Entries:
★ ★ ★ ★

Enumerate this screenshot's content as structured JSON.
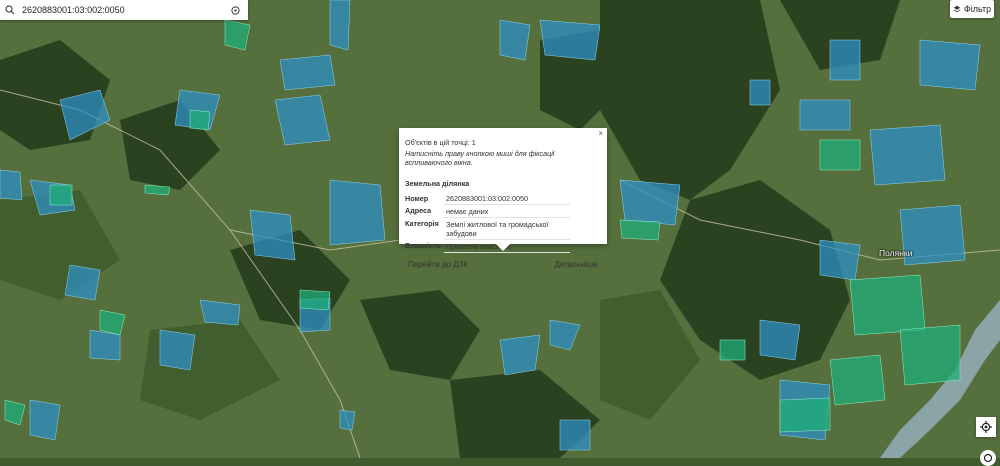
{
  "search": {
    "value": "2620883001:03:002:0050",
    "placeholder": ""
  },
  "filter": {
    "label": "Фільтр",
    "icon": "layers-icon"
  },
  "map": {
    "place_label": "Полянки",
    "colors": {
      "parcel_blue": "#2f8fc4",
      "parcel_green": "#1fae7a",
      "forest": "#2b4221",
      "meadow": "#58733f",
      "river": "#8aa4a8"
    }
  },
  "popup": {
    "close": "×",
    "count_text": "Об'єктів в цій точці: 1",
    "hint": "Натисніть праву кнопкою миші для фіксації вспливаючого вікна.",
    "section_title": "Земельна ділянка",
    "rows": [
      {
        "key": "Номер",
        "value": "2620883001:03:002:0050"
      },
      {
        "key": "Адреса",
        "value": "немає даних"
      },
      {
        "key": "Категорія",
        "value": "Землі житлової та громадської забудови"
      },
      {
        "key": "Власність",
        "value": "Приватна власність"
      }
    ],
    "action_left": "Перейти до ДЗК",
    "action_right": "Детальніше"
  },
  "controls": {
    "locate_icon": "crosshair-icon",
    "search_icon": "search-icon",
    "clear_icon": "info-icon"
  }
}
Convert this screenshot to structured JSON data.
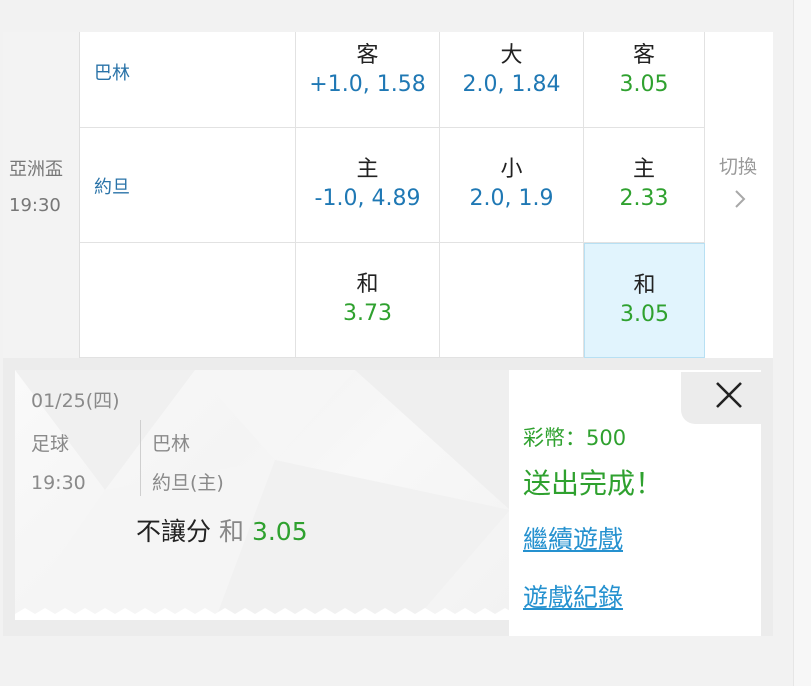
{
  "match": {
    "league": "亞洲盃",
    "time": "19:30",
    "teams": {
      "away": "巴林",
      "home": "約旦"
    },
    "handicap": {
      "away": {
        "label": "客",
        "value": "+1.0, 1.58"
      },
      "home": {
        "label": "主",
        "value": "-1.0, 4.89"
      }
    },
    "over_under": {
      "over": {
        "label": "大",
        "value": "2.0, 1.84"
      },
      "under": {
        "label": "小",
        "value": "2.0, 1.9"
      }
    },
    "moneyline": {
      "away": {
        "label": "客",
        "value": "3.05"
      },
      "home": {
        "label": "主",
        "value": "2.33"
      },
      "draw": {
        "label": "和",
        "value": "3.05"
      }
    },
    "handicap_draw": {
      "label": "和",
      "value": "3.73"
    },
    "switch_label": "切換",
    "switch_icon": "chevron-right-icon",
    "selected_cell": "moneyline-draw"
  },
  "ticket": {
    "date": "01/25(四)",
    "sport": "足球",
    "time": "19:30",
    "team1": "巴林",
    "team2": "約旦(主)",
    "bet_type": "不讓分",
    "bet_pick": "和",
    "bet_odds": "3.05"
  },
  "result": {
    "stake": "彩幣：500",
    "status": "送出完成！",
    "continue_link": "繼續遊戲",
    "history_link": "遊戲紀錄",
    "close_icon": "close-icon"
  },
  "colors": {
    "odds_green": "#2fa12f",
    "odds_blue": "#1f78b4",
    "team_blue": "#2a73a8",
    "link_blue": "#2591cf",
    "selected_bg": "#e1f4fd"
  }
}
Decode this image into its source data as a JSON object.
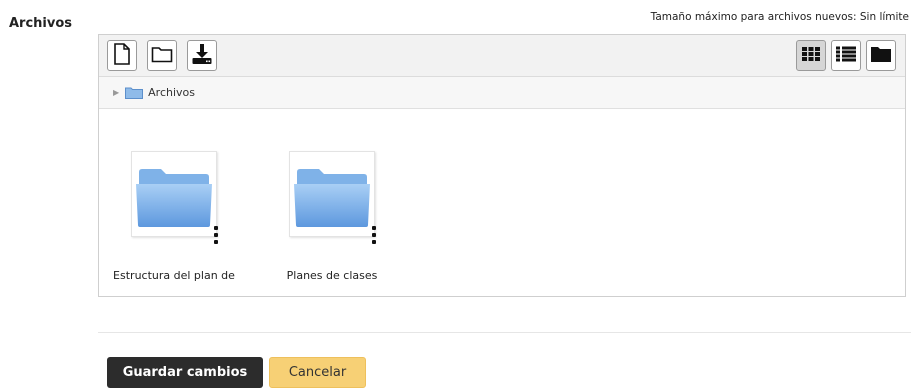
{
  "form": {
    "field_label": "Archivos",
    "max_size_text": "Tamaño máximo para archivos nuevos: Sin límite"
  },
  "filemanager": {
    "toolbar": {
      "left_icons": [
        "new-file-icon",
        "new-folder-icon",
        "download-icon"
      ],
      "right_icons": [
        "grid-view-icon",
        "list-view-icon",
        "tree-view-icon"
      ],
      "active_view": "grid-view-icon"
    },
    "path": {
      "label": "Archivos"
    },
    "items": [
      {
        "name": "Estructura del plan de clases",
        "icon": "folder-icon"
      },
      {
        "name": "Planes de clases",
        "icon": "folder-icon"
      }
    ]
  },
  "actions": {
    "save_label": "Guardar cambios",
    "cancel_label": "Cancelar"
  },
  "colors": {
    "save_bg": "#2c2c2c",
    "cancel_bg": "#f7d075",
    "folder_blue": "#6ea6e6"
  }
}
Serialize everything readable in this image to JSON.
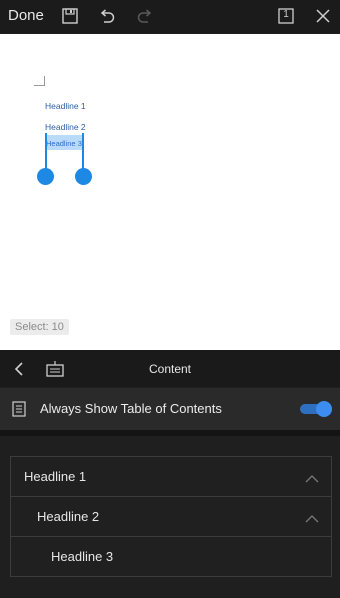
{
  "toolbar": {
    "done_label": "Done",
    "icons": [
      "save-icon",
      "undo-icon",
      "redo-icon",
      "page-count-icon",
      "close-icon"
    ],
    "page_count": "1"
  },
  "document": {
    "headlines": [
      "Headline 1",
      "Headline 2",
      "Headline 3"
    ],
    "selection_badge": "Select: 10"
  },
  "panel": {
    "title": "Content",
    "icons": [
      "back-icon",
      "keyboard-icon"
    ]
  },
  "toc_setting": {
    "label": "Always Show Table of Contents",
    "icon": "document-list-icon",
    "enabled": true
  },
  "headline_list": [
    {
      "label": "Headline 1",
      "expanded": true
    },
    {
      "label": "Headline 2",
      "expanded": true
    },
    {
      "label": "Headline 3",
      "expanded": false
    }
  ],
  "colors": {
    "accent": "#1e88e5",
    "toggle_on": "#3d8df0",
    "dark_bg": "#1f1f1f",
    "headline_text": "#2a5fa8"
  }
}
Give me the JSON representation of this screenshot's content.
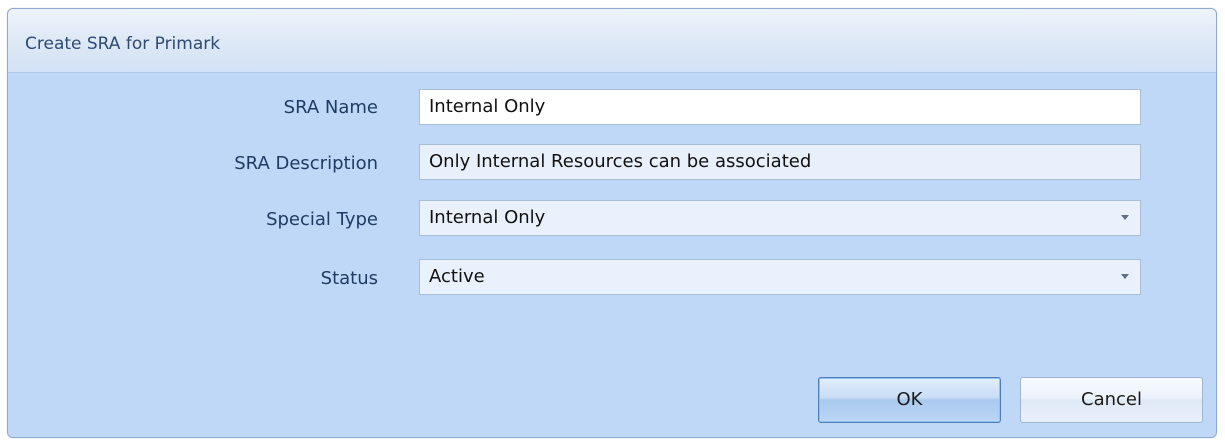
{
  "window": {
    "title": "Create SRA for Primark"
  },
  "form": {
    "sra_name": {
      "label": "SRA Name",
      "value": "Internal Only"
    },
    "sra_description": {
      "label": "SRA Description",
      "value": "Only Internal Resources can be associated"
    },
    "special_type": {
      "label": "Special Type",
      "value": "Internal Only",
      "icon": "chevron-down-icon"
    },
    "status": {
      "label": "Status",
      "value": "Active",
      "icon": "chevron-down-icon"
    }
  },
  "buttons": {
    "ok_label": "OK",
    "cancel_label": "Cancel"
  },
  "colors": {
    "dialog_background": "#bfd8f7",
    "title_text": "#2f4a72",
    "label_text": "#1f3b64",
    "field_border": "#a9bfd8"
  }
}
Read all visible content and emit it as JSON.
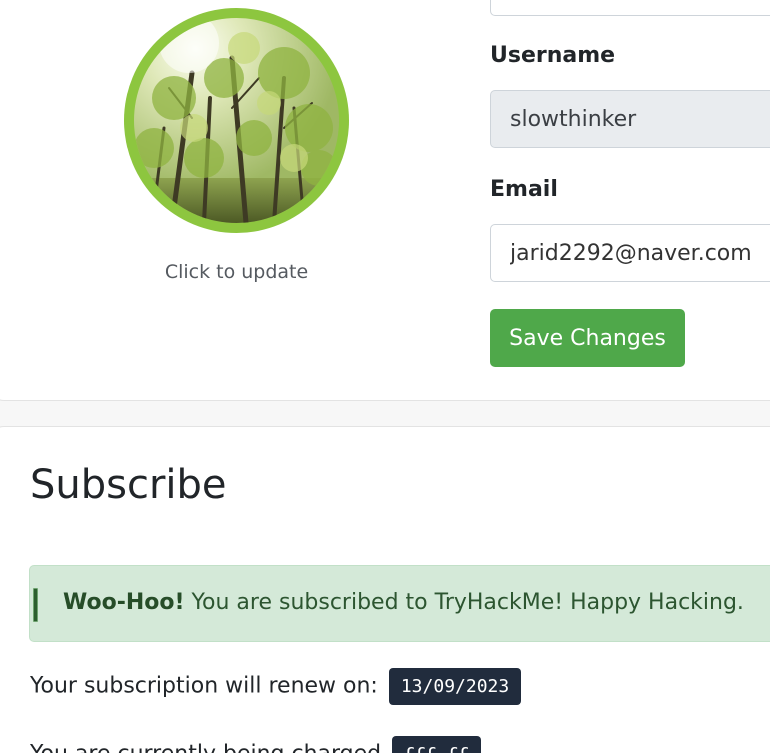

★ ★ ★ ★

Write out each entry exactly as given, omitting any picture.

Enumerate this screenshot's content as structured JSON.
{
  "search": {
    "value": "2620883001:03:002:0050",
    "placeholder": ""
  },
  "filter": {
    "label": "Фільтр",
    "icon": "layers-icon"
  },
  "map": {
    "place_label": "Полянки",
    "colors": {
      "parcel_blue": "#2f8fc4",
      "parcel_green": "#1fae7a",
      "forest": "#2b4221",
      "meadow": "#58733f",
      "river": "#8aa4a8"
    }
  },
  "popup": {
    "close": "×",
    "count_text": "Об'єктів в цій точці: 1",
    "hint": "Натисніть праву кнопкою миші для фіксації вспливаючого вікна.",
    "section_title": "Земельна ділянка",
    "rows": [
      {
        "key": "Номер",
        "value": "2620883001:03:002:0050"
      },
      {
        "key": "Адреса",
        "value": "немає даних"
      },
      {
        "key": "Категорія",
        "value": "Землі житлової та громадської забудови"
      },
      {
        "key": "Власність",
        "value": "Приватна власність"
      }
    ],
    "action_left": "Перейти до ДЗК",
    "action_right": "Детальніше"
  },
  "controls": {
    "locate_icon": "crosshair-icon",
    "search_icon": "search-icon",
    "clear_icon": "info-icon"
  }
}
Convert this screenshot to structured JSON data.
{
  "match": {
    "league": "亞洲盃",
    "time": "19:30",
    "teams": {
      "away": "巴林",
      "home": "約旦"
    },
    "handicap": {
      "away": {
        "label": "客",
        "value": "+1.0, 1.58"
      },
      "home": {
        "label": "主",
        "value": "-1.0, 4.89"
      }
    },
    "over_under": {
      "over": {
        "label": "大",
        "value": "2.0, 1.84"
      },
      "under": {
        "label": "小",
        "value": "2.0, 1.9"
      }
    },
    "moneyline": {
      "away": {
        "label": "客",
        "value": "3.05"
      },
      "home": {
        "label": "主",
        "value": "2.33"
      },
      "draw": {
        "label": "和",
        "value": "3.05"
      }
    },
    "handicap_draw": {
      "label": "和",
      "value": "3.73"
    },
    "switch_label": "切換",
    "switch_icon": "chevron-right-icon",
    "selected_cell": "moneyline-draw"
  },
  "ticket": {
    "date": "01/25(四)",
    "sport": "足球",
    "time": "19:30",
    "team1": "巴林",
    "team2": "約旦(主)",
    "bet_type": "不讓分",
    "bet_pick": "和",
    "bet_odds": "3.05"
  },
  "result": {
    "stake": "彩幣：500",
    "status": "送出完成！",
    "continue_link": "繼續遊戲",
    "history_link": "遊戲紀錄",
    "close_icon": "close-icon"
  },
  "colors": {
    "odds_green": "#2fa12f",
    "odds_blue": "#1f78b4",
    "team_blue": "#2a73a8",
    "link_blue": "#2591cf",
    "selected_bg": "#e1f4fd"
  }
}
Decode this image into its source data as a JSON object.
{
  "form": {
    "field_label": "Archivos",
    "max_size_text": "Tamaño máximo para archivos nuevos: Sin límite"
  },
  "filemanager": {
    "toolbar": {
      "left_icons": [
        "new-file-icon",
        "new-folder-icon",
        "download-icon"
      ],
      "right_icons": [
        "grid-view-icon",
        "list-view-icon",
        "tree-view-icon"
      ],
      "active_view": "grid-view-icon"
    },
    "path": {
      "label": "Archivos"
    },
    "items": [
      {
        "name": "Estructura del plan de clases",
        "icon": "folder-icon"
      },
      {
        "name": "Planes de clases",
        "icon": "folder-icon"
      }
    ]
  },
  "actions": {
    "save_label": "Guardar cambios",
    "cancel_label": "Cancelar"
  },
  "colors": {
    "save_bg": "#2c2c2c",
    "cancel_bg": "#f7d075",
    "folder_blue": "#6ea6e6"
  }
}
Serialize everything readable in this image to JSON.
{
  "toolbar": {
    "done_label": "Done",
    "icons": [
      "save-icon",
      "undo-icon",
      "redo-icon",
      "page-count-icon",
      "close-icon"
    ],
    "page_count": "1"
  },
  "document": {
    "headlines": [
      "Headline 1",
      "Headline 2",
      "Headline 3"
    ],
    "selection_badge": "Select: 10"
  },
  "panel": {
    "title": "Content",
    "icons": [
      "back-icon",
      "keyboard-icon"
    ]
  },
  "toc_setting": {
    "label": "Always Show Table of Contents",
    "icon": "document-list-icon",
    "enabled": true
  },
  "headline_list": [
    {
      "label": "Headline 1",
      "expanded": true
    },
    {
      "label": "Headline 2",
      "expanded": true
    },
    {
      "label": "Headline 3",
      "expanded": false
    }
  ],
  "colors": {
    "accent": "#1e88e5",
    "toggle_on": "#3d8df0",
    "dark_bg": "#1f1f1f",
    "headline_text": "#2a5fa8"
  }
}
Give me the JSON representation of this screenshot's content.
{
  "window": {
    "title": "Create SRA for Primark"
  },
  "form": {
    "sra_name": {
      "label": "SRA Name",
      "value": "Internal Only"
    },
    "sra_description": {
      "label": "SRA Description",
      "value": "Only Internal Resources can be associated"
    },
    "special_type": {
      "label": "Special Type",
      "value": "Internal Only",
      "icon": "chevron-down-icon"
    },
    "status": {
      "label": "Status",
      "value": "Active",
      "icon": "chevron-down-icon"
    }
  },
  "buttons": {
    "ok_label": "OK",
    "cancel_label": "Cancel"
  },
  "colors": {
    "dialog_background": "#bfd8f7",
    "title_text": "#2f4a72",
    "label_text": "#1f3b64",
    "field_border": "#a9bfd8"
  }
}
Read all visible content and emit it as JSON.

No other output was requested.